**The request**
Comb the records below for the string "chevron" and copy each line where it turns up.

= = = = = = =

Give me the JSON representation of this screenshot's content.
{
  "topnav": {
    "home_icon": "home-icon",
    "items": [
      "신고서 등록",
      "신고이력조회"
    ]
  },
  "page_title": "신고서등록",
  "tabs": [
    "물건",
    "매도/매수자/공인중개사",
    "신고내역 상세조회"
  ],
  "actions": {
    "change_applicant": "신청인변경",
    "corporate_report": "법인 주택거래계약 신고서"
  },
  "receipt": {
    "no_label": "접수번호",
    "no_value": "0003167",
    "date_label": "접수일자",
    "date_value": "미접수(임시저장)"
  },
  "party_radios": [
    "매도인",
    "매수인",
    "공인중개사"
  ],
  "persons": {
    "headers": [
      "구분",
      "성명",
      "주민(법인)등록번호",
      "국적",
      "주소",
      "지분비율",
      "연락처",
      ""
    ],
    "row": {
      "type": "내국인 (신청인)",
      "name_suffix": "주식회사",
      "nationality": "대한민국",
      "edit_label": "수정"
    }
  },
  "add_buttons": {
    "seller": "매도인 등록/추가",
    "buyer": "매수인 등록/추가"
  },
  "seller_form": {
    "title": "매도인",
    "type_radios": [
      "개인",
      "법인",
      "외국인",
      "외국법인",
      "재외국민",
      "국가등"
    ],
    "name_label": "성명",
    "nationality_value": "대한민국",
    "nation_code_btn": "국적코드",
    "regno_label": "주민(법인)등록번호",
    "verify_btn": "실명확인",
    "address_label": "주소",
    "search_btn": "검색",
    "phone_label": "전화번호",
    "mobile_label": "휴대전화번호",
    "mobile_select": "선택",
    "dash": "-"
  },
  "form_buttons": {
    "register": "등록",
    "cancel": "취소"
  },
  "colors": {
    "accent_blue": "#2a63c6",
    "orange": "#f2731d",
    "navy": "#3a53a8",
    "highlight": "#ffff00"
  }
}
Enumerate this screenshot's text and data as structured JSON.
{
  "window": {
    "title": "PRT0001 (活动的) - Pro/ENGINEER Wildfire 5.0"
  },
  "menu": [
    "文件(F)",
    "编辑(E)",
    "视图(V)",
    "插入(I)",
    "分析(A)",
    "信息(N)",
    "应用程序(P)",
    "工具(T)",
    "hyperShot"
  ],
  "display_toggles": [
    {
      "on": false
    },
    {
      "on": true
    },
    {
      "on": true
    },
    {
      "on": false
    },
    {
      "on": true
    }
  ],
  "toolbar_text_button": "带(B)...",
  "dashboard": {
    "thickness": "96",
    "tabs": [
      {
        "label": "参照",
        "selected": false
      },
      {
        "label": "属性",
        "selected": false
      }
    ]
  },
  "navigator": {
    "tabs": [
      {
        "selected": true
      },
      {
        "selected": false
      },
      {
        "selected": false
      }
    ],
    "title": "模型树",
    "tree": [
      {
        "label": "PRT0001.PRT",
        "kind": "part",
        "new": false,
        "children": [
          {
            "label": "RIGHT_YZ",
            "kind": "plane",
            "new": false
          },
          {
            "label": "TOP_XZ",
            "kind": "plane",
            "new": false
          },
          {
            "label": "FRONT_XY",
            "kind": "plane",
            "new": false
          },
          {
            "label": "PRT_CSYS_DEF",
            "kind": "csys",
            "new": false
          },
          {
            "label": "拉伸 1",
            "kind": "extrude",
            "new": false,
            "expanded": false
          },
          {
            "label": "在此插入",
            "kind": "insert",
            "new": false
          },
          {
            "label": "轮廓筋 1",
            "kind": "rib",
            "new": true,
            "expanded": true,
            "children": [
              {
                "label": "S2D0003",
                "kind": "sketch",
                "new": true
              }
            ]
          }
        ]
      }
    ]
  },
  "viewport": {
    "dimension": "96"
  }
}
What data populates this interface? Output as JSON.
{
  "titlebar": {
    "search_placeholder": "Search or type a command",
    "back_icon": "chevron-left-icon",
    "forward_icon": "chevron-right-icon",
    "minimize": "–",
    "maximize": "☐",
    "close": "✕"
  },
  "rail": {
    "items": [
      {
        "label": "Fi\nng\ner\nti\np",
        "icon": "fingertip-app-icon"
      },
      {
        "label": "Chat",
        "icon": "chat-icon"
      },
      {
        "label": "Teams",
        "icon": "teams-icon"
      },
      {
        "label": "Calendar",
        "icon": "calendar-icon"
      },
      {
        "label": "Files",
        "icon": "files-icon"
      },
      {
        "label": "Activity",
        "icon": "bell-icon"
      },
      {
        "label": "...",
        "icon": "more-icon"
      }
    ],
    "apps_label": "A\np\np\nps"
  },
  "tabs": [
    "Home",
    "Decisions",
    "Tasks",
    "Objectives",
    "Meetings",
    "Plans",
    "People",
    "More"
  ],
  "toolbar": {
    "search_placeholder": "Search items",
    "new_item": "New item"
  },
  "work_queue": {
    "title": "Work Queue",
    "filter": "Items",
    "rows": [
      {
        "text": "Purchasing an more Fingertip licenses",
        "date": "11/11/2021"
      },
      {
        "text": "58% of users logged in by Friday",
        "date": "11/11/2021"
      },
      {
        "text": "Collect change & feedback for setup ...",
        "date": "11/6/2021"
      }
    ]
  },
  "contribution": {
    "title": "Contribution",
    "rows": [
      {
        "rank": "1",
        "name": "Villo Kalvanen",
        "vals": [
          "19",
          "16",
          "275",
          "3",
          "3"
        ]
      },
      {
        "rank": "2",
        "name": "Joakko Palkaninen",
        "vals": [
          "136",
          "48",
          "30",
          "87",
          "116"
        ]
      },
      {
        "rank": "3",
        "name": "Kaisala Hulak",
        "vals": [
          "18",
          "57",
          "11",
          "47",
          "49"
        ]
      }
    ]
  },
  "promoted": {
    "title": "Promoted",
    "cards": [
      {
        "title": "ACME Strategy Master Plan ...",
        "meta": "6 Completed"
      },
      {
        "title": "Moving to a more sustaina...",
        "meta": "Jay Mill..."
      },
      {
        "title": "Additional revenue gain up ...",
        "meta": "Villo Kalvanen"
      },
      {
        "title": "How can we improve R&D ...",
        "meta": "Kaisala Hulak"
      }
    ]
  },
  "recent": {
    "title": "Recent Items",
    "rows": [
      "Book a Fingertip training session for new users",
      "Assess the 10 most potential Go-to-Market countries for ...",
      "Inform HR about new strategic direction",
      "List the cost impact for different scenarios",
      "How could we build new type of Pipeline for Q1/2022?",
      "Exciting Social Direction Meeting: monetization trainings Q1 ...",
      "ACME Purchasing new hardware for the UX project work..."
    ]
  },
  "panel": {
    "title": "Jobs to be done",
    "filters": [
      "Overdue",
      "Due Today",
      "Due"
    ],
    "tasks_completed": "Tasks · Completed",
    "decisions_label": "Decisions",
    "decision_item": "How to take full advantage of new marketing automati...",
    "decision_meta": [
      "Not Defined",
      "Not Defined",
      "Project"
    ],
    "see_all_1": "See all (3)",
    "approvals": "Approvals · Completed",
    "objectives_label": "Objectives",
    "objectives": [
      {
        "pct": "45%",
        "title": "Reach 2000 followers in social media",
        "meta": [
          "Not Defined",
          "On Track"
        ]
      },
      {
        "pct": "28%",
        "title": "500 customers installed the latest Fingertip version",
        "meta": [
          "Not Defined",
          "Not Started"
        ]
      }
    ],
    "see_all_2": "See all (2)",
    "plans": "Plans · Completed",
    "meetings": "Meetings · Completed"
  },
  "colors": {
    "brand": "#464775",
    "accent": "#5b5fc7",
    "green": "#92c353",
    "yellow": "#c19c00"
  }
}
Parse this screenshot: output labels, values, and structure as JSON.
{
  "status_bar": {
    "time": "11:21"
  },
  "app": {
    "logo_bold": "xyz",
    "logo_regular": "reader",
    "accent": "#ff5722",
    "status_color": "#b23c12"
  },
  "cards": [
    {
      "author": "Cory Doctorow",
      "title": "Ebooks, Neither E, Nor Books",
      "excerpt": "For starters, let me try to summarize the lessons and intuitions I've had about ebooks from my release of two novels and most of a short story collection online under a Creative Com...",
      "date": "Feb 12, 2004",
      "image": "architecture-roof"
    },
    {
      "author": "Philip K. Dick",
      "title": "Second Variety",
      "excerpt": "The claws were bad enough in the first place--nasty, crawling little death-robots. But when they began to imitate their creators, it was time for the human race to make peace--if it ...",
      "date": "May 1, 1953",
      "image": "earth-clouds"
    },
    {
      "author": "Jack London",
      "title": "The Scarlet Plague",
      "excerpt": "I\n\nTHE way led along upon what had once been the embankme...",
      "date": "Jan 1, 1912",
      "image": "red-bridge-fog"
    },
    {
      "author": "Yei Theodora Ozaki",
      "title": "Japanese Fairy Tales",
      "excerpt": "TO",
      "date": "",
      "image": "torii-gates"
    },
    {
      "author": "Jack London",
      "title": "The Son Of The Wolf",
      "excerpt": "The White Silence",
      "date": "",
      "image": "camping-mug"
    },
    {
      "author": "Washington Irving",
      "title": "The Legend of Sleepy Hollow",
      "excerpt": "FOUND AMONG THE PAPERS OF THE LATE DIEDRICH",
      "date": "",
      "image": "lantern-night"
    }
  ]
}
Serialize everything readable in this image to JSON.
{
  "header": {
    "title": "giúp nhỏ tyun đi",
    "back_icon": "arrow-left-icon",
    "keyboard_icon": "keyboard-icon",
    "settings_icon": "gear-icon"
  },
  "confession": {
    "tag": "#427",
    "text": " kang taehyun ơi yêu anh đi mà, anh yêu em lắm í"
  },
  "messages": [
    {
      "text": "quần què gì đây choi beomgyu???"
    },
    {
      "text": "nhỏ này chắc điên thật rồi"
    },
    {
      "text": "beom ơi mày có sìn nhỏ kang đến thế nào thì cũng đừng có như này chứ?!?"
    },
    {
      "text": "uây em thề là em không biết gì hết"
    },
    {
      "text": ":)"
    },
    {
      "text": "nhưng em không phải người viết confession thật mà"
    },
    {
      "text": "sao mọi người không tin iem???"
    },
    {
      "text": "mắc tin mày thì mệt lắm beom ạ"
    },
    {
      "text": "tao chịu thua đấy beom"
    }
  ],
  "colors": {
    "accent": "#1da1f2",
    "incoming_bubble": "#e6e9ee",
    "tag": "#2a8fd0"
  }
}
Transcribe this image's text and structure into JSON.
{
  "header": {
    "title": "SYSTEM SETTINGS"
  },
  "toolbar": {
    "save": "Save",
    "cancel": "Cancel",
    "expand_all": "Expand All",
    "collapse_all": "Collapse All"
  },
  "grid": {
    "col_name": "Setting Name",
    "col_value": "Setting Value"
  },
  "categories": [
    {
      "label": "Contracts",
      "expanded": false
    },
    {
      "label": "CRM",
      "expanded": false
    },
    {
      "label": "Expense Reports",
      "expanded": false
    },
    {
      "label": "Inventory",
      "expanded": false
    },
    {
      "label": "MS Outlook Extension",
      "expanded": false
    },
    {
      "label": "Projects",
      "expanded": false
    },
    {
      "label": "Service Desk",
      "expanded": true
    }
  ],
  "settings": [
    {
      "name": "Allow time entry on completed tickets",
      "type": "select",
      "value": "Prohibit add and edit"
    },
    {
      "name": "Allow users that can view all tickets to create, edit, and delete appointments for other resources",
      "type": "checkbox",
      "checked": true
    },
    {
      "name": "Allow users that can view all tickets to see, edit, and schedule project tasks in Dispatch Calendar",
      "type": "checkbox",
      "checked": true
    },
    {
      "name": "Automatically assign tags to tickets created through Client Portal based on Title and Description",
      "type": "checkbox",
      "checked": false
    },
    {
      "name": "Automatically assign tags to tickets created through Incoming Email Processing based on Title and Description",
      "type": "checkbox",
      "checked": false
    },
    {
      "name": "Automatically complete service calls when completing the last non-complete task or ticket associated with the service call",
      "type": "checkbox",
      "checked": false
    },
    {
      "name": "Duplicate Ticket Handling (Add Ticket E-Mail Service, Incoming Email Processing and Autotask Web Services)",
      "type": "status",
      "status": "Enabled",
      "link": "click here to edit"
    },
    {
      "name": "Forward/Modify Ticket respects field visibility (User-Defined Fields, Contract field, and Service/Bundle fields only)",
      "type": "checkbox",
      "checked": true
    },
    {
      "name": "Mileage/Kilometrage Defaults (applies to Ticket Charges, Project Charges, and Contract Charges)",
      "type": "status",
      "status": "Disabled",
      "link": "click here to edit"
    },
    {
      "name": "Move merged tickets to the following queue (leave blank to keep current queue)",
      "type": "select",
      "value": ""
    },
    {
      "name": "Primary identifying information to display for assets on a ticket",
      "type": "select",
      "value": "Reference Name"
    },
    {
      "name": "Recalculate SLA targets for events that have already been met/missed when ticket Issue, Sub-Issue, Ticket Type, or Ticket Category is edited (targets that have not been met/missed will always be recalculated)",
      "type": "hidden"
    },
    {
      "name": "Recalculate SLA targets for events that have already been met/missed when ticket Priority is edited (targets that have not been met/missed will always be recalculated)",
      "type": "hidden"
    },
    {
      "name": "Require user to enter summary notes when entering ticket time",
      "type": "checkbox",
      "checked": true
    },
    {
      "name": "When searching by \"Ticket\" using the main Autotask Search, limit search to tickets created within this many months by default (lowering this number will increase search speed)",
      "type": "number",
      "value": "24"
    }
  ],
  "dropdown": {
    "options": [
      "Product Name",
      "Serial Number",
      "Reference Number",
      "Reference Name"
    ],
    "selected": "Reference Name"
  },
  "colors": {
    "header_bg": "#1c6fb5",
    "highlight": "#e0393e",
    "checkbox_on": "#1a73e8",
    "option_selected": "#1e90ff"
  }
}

= = = = = = =

**Result of this task**
    "back_icon": "chevron-left-icon",
    "forward_icon": "chevron-right-icon",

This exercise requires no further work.